Problem to solve => Below are the records; reproduce all of them exactly but without any images.

start Source records

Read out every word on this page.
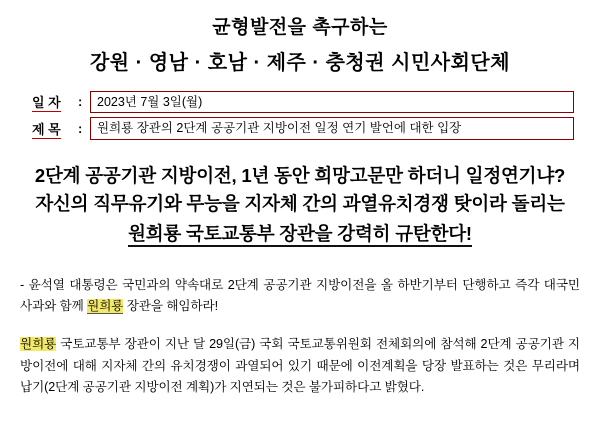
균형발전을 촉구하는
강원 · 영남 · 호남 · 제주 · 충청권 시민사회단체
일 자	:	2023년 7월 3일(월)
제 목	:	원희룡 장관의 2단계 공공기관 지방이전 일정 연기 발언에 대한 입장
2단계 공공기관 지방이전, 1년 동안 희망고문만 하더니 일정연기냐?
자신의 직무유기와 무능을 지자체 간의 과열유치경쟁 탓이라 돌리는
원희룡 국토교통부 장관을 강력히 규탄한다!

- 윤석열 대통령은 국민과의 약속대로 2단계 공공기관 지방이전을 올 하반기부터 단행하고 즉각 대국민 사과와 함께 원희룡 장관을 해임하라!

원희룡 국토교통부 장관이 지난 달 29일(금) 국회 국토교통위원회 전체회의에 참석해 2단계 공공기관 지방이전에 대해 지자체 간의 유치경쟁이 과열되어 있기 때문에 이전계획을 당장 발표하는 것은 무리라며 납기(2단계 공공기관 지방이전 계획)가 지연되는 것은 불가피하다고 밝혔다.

end Source records

Complete output =>
Read out every word on this page.
균형발전을 촉구하는
강원 · 영남 · 호남 · 제주 · 충청권 시민사회단체
일 자	:	2023년 7월 3일(월)
제 목	:	원희룡 장관의 2단계 공공기관 지방이전 일정 연기 발언에 대한 입장
2단계 공공기관 지방이전, 1년 동안 희망고문만 하더니 일정연기냐?
자신의 직무유기와 무능을 지자체 간의 과열유치경쟁 탓이라 돌리는
원희룡 국토교통부 장관을 강력히 규탄한다!

- 윤석열 대통령은 국민과의 약속대로 2단계 공공기관 지방이전을 올 하반기부터 단행하고 즉각 대국민 사과와 함께 원희룡 장관을 해임하라!

원희룡 국토교통부 장관이 지난 달 29일(금) 국회 국토교통위원회 전체회의에 참석해 2단계 공공기관 지방이전에 대해 지자체 간의 유치경쟁이 과열되어 있기 때문에 이전계획을 당장 발표하는 것은 무리라며 납기(2단계 공공기관 지방이전 계획)가 지연되는 것은 불가피하다고 밝혔다.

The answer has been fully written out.